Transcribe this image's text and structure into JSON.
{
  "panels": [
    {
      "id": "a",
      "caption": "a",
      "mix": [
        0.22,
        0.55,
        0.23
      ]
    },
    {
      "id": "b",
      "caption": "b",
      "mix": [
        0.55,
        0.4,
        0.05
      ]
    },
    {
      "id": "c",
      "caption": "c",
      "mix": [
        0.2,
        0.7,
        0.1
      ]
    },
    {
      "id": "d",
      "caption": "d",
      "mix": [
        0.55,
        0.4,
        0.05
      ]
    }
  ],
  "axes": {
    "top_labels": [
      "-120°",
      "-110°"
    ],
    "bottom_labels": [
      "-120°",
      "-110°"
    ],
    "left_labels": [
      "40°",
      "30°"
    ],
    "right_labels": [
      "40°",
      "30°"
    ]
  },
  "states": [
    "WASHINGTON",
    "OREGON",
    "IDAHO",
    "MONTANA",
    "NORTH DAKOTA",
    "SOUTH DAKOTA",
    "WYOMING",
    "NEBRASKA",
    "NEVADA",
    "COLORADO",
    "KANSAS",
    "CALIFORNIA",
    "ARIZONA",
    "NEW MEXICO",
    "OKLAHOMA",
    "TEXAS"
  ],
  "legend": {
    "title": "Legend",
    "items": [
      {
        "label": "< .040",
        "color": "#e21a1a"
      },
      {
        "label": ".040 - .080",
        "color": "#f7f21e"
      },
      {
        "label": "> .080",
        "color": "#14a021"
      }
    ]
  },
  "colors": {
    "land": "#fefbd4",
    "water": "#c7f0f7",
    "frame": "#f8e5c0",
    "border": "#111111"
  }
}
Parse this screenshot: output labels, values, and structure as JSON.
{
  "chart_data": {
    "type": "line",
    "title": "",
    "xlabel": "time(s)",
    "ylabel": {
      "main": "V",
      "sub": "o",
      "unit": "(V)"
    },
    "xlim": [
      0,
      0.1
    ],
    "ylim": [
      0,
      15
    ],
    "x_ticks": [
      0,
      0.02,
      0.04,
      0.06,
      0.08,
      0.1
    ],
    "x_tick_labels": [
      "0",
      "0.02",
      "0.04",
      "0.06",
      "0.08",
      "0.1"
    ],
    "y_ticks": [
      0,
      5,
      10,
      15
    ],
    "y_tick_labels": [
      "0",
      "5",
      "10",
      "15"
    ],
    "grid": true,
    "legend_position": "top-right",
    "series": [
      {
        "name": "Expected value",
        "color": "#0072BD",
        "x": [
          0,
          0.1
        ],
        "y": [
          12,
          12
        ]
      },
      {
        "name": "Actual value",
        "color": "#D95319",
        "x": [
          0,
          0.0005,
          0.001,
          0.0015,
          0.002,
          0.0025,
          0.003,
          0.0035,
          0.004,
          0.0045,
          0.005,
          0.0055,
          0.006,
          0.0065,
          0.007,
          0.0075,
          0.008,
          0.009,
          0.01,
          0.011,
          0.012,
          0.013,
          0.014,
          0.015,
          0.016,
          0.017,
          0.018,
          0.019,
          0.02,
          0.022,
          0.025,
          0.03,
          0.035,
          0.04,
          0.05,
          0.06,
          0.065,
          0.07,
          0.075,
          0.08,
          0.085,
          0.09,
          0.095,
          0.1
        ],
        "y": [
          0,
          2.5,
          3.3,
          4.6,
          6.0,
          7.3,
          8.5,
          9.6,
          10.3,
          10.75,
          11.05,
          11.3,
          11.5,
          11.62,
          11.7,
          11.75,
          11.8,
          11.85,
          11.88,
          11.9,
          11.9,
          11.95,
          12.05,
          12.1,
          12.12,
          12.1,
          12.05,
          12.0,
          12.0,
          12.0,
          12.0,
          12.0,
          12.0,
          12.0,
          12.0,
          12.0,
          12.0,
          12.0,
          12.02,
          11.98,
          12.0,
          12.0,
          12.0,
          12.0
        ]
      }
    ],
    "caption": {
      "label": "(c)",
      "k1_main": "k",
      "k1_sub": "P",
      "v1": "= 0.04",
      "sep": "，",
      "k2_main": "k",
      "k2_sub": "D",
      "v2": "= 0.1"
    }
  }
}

..............................

**THE TASK:**
Using the data above, return each line exactly as written.

**FINAL RESULT:**
Transcribe this image's text and structure into JSON.
{
  "panels": [
    {
      "id": "a",
      "caption": "a",
      "mix": [
        0.22,
        0.55,
        0.23
      ]
    },
    {
      "id": "b",
      "caption": "b",
      "mix": [
        0.55,
        0.4,
        0.05
      ]
    },
    {
      "id": "c",
      "caption": "c",
      "mix": [
        0.2,
        0.7,
        0.1
      ]
    },
    {
      "id": "d",
      "caption": "d",
      "mix": [
        0.55,
        0.4,
        0.05
      ]
    }
  ],
  "axes": {
    "top_labels": [
      "-120°",
      "-110°"
    ],
    "bottom_labels": [
      "-120°",
      "-110°"
    ],
    "left_labels": [
      "40°",
      "30°"
    ],
    "right_labels": [
      "40°",
      "30°"
    ]
  },
  "states": [
    "WASHINGTON",
    "OREGON",
    "IDAHO",
    "MONTANA",
    "NORTH DAKOTA",
    "SOUTH DAKOTA",
    "WYOMING",
    "NEBRASKA",
    "NEVADA",
    "COLORADO",
    "KANSAS",
    "CALIFORNIA",
    "ARIZONA",
    "NEW MEXICO",
    "OKLAHOMA",
    "TEXAS"
  ],
  "legend": {
    "title": "Legend",
    "items": [
      {
        "label": "< .040",
        "color": "#e21a1a"
      },
      {
        "label": ".040 - .080",
        "color": "#f7f21e"
      },
      {
        "label": "> .080",
        "color": "#14a021"
      }
    ]
  },
  "colors": {
    "land": "#fefbd4",
    "water": "#c7f0f7",
    "frame": "#f8e5c0",
    "border": "#111111"
  }
}
Parse this screenshot: output labels, values, and structure as JSON.
{
  "chart_data": {
    "type": "line",
    "title": "",
    "xlabel": "time(s)",
    "ylabel": {
      "main": "V",
      "sub": "o",
      "unit": "(V)"
    },
    "xlim": [
      0,
      0.1
    ],
    "ylim": [
      0,
      15
    ],
    "x_ticks": [
      0,
      0.02,
      0.04,
      0.06,
      0.08,
      0.1
    ],
    "x_tick_labels": [
      "0",
      "0.02",
      "0.04",
      "0.06",
      "0.08",
      "0.1"
    ],
    "y_ticks": [
      0,
      5,
      10,
      15
    ],
    "y_tick_labels": [
      "0",
      "5",
      "10",
      "15"
    ],
    "grid": true,
    "legend_position": "top-right",
    "series": [
      {
        "name": "Expected value",
        "color": "#0072BD",
        "x": [
          0,
          0.1
        ],
        "y": [
          12,
          12
        ]
      },
      {
        "name": "Actual value",
        "color": "#D95319",
        "x": [
          0,
          0.0005,
          0.001,
          0.0015,
          0.002,
          0.0025,
          0.003,
          0.0035,
          0.004,
          0.0045,
          0.005,
          0.0055,
          0.006,
          0.0065,
          0.007,
          0.0075,
          0.008,
          0.009,
          0.01,
          0.011,
          0.012,
          0.013,
          0.014,
          0.015,
          0.016,
          0.017,
          0.018,
          0.019,
          0.02,
          0.022,
          0.025,
          0.03,
          0.035,
          0.04,
          0.05,
          0.06,
          0.065,
          0.07,
          0.075,
          0.08,
          0.085,
          0.09,
          0.095,
          0.1
        ],
        "y": [
          0,
          2.5,
          3.3,
          4.6,
          6.0,
          7.3,
          8.5,
          9.6,
          10.3,
          10.75,
          11.05,
          11.3,
          11.5,
          11.62,
          11.7,
          11.75,
          11.8,
          11.85,
          11.88,
          11.9,
          11.9,
          11.95,
          12.05,
          12.1,
          12.12,
          12.1,
          12.05,
          12.0,
          12.0,
          12.0,
          12.0,
          12.0,
          12.0,
          12.0,
          12.0,
          12.0,
          12.0,
          12.0,
          12.02,
          11.98,
          12.0,
          12.0,
          12.0,
          12.0
        ]
      }
    ],
    "caption": {
      "label": "(c)",
      "k1_main": "k",
      "k1_sub": "P",
      "v1": "= 0.04",
      "sep": "，",
      "k2_main": "k",
      "k2_sub": "D",
      "v2": "= 0.1"
    }
  }
}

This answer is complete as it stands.